**Stated problem**. Return the records that follow unaltered. Omit every picture.

**Task data**.
########################################

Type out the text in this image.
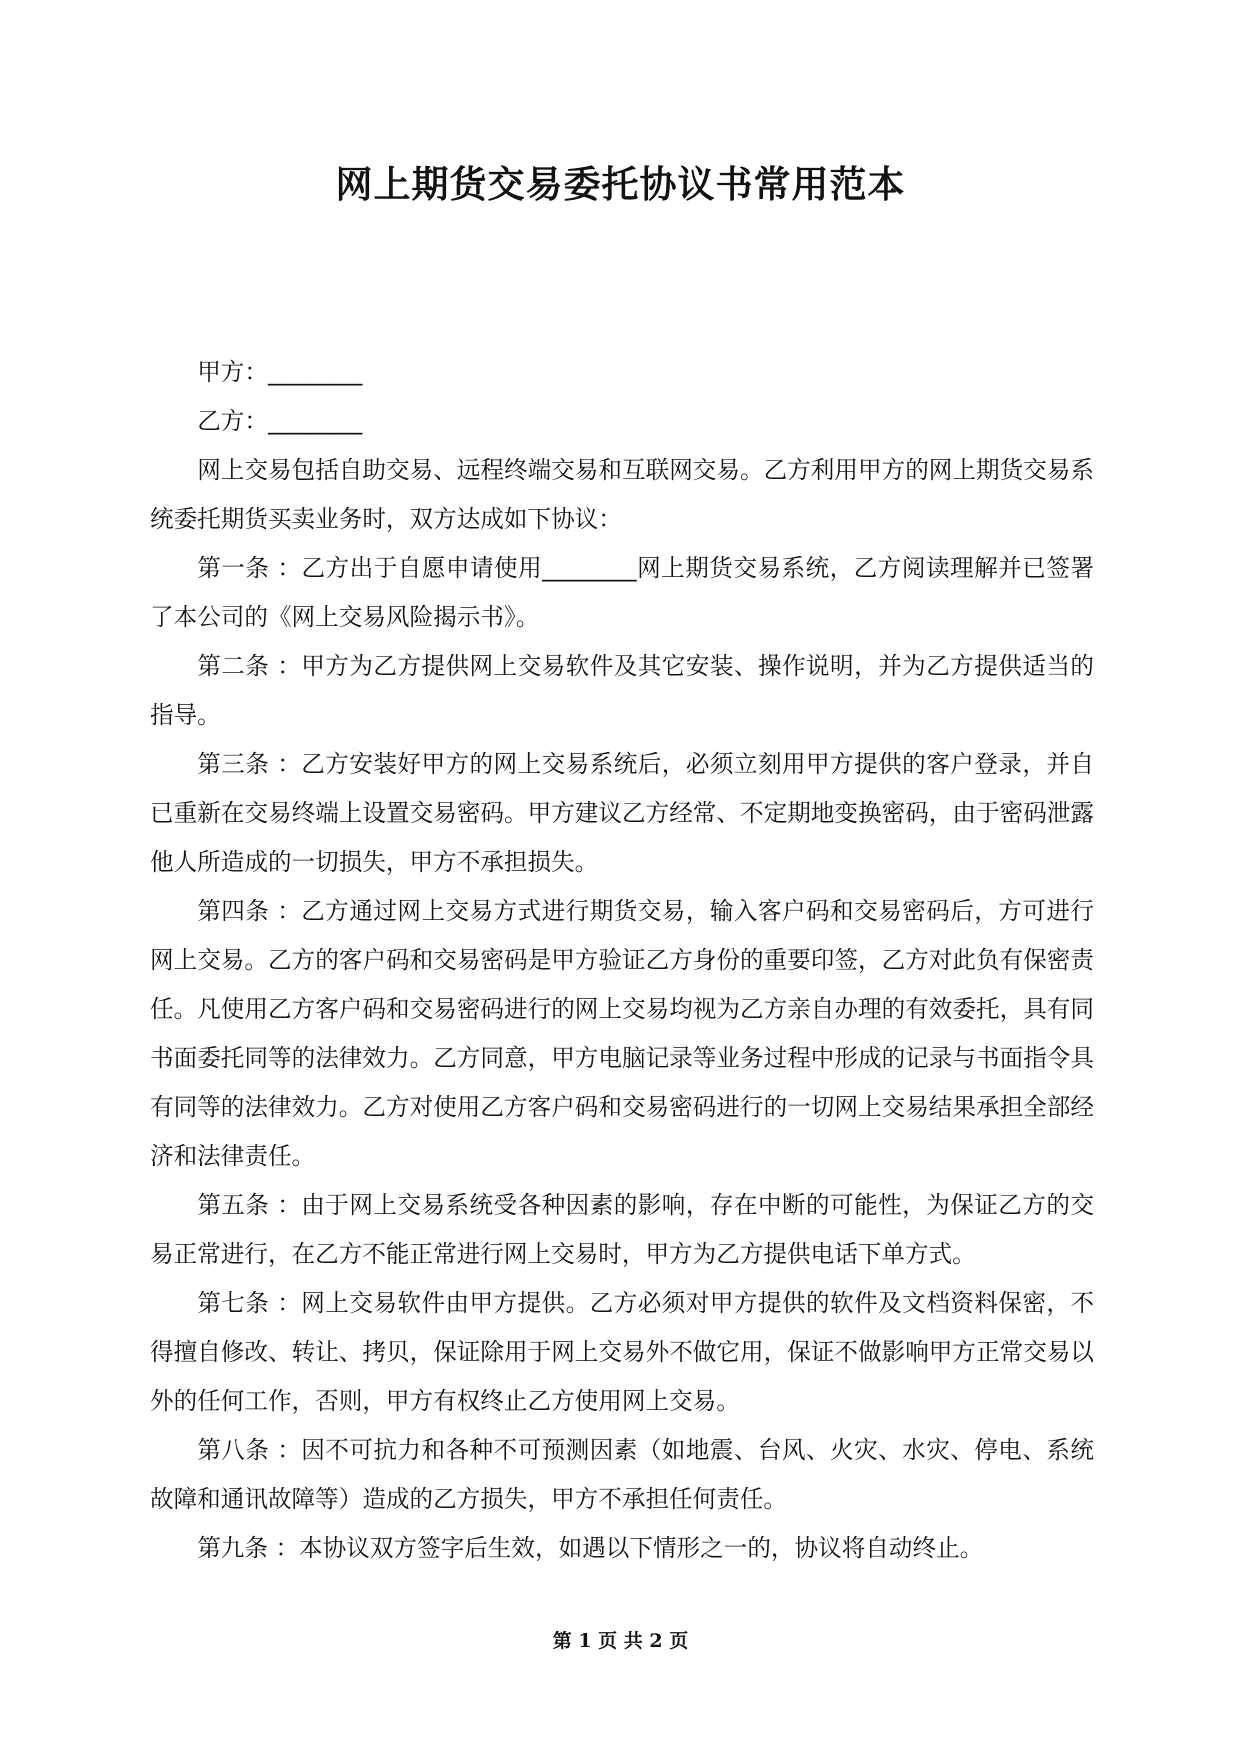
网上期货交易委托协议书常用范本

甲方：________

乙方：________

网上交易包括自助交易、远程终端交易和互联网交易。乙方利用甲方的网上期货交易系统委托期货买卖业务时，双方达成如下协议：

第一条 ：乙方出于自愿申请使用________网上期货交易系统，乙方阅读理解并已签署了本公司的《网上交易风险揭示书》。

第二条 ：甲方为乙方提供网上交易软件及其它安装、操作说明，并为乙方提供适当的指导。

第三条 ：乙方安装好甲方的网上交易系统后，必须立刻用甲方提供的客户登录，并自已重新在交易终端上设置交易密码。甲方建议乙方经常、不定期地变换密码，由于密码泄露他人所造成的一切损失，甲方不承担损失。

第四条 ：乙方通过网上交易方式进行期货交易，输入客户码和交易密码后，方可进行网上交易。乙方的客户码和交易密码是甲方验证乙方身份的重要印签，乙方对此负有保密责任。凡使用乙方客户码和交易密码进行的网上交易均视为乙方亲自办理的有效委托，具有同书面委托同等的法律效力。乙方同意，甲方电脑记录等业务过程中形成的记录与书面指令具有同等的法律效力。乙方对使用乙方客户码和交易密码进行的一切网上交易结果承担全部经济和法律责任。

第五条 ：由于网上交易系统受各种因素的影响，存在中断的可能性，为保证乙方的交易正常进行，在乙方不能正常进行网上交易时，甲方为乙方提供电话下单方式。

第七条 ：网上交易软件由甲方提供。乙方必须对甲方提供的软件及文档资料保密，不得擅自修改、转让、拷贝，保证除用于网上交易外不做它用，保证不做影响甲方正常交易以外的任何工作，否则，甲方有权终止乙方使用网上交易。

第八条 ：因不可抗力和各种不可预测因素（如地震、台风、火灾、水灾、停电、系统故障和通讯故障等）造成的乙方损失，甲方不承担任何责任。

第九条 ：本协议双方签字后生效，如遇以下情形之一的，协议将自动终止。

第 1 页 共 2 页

########################################

**Right answer**.
Type out the text in this image.
网上期货交易委托协议书常用范本

甲方：________

乙方：________

网上交易包括自助交易、远程终端交易和互联网交易。乙方利用甲方的网上期货交易系统委托期货买卖业务时，双方达成如下协议：

第一条 ：乙方出于自愿申请使用________网上期货交易系统，乙方阅读理解并已签署了本公司的《网上交易风险揭示书》。

第二条 ：甲方为乙方提供网上交易软件及其它安装、操作说明，并为乙方提供适当的指导。

第三条 ：乙方安装好甲方的网上交易系统后，必须立刻用甲方提供的客户登录，并自已重新在交易终端上设置交易密码。甲方建议乙方经常、不定期地变换密码，由于密码泄露他人所造成的一切损失，甲方不承担损失。

第四条 ：乙方通过网上交易方式进行期货交易，输入客户码和交易密码后，方可进行网上交易。乙方的客户码和交易密码是甲方验证乙方身份的重要印签，乙方对此负有保密责任。凡使用乙方客户码和交易密码进行的网上交易均视为乙方亲自办理的有效委托，具有同书面委托同等的法律效力。乙方同意，甲方电脑记录等业务过程中形成的记录与书面指令具有同等的法律效力。乙方对使用乙方客户码和交易密码进行的一切网上交易结果承担全部经济和法律责任。

第五条 ：由于网上交易系统受各种因素的影响，存在中断的可能性，为保证乙方的交易正常进行，在乙方不能正常进行网上交易时，甲方为乙方提供电话下单方式。

第七条 ：网上交易软件由甲方提供。乙方必须对甲方提供的软件及文档资料保密，不得擅自修改、转让、拷贝，保证除用于网上交易外不做它用，保证不做影响甲方正常交易以外的任何工作，否则，甲方有权终止乙方使用网上交易。

第八条 ：因不可抗力和各种不可预测因素（如地震、台风、火灾、水灾、停电、系统故障和通讯故障等）造成的乙方损失，甲方不承担任何责任。

第九条 ：本协议双方签字后生效，如遇以下情形之一的，协议将自动终止。

第 1 页 共 2 页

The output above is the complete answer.